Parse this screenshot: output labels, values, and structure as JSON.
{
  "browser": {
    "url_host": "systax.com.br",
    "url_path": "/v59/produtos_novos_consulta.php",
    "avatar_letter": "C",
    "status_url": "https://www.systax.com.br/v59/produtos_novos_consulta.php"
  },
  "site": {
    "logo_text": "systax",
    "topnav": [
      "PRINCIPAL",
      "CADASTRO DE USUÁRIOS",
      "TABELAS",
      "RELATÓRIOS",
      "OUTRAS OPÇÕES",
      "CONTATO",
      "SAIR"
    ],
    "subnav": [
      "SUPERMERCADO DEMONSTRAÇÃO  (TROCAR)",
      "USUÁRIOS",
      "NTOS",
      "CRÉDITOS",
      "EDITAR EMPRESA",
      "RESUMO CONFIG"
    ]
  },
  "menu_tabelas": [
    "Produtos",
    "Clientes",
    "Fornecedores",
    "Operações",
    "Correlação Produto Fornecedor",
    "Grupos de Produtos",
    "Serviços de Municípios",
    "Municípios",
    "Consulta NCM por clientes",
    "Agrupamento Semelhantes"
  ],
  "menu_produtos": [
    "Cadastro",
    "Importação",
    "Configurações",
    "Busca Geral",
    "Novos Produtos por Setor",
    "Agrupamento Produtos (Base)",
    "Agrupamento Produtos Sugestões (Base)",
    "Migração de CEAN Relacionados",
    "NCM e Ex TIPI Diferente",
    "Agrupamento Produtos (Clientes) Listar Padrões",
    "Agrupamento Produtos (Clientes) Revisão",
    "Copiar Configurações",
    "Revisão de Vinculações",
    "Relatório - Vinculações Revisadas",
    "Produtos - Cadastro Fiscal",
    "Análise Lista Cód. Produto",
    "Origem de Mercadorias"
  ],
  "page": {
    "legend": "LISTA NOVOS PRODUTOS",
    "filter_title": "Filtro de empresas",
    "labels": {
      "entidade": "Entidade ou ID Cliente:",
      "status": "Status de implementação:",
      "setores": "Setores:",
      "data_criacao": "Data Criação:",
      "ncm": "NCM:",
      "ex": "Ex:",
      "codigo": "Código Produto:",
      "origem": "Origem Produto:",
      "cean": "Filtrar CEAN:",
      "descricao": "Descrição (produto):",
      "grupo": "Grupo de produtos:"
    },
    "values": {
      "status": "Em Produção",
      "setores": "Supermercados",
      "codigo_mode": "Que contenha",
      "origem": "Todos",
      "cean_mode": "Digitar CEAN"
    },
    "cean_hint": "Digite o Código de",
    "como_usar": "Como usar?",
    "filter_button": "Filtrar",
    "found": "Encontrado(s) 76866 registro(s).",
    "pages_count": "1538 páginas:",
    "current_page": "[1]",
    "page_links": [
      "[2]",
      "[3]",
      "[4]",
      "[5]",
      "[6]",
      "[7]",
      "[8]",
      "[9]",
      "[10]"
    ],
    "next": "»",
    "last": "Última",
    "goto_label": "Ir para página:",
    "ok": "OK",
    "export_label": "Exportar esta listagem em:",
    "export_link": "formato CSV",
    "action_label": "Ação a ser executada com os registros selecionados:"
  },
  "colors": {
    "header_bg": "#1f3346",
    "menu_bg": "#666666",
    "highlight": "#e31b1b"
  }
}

++++

Which lines above hold the word "Base"? Copy each of them.

--- Problem solution ---
    "Agrupamento Produtos (Base)",
    "Agrupamento Produtos Sugestões (Base)",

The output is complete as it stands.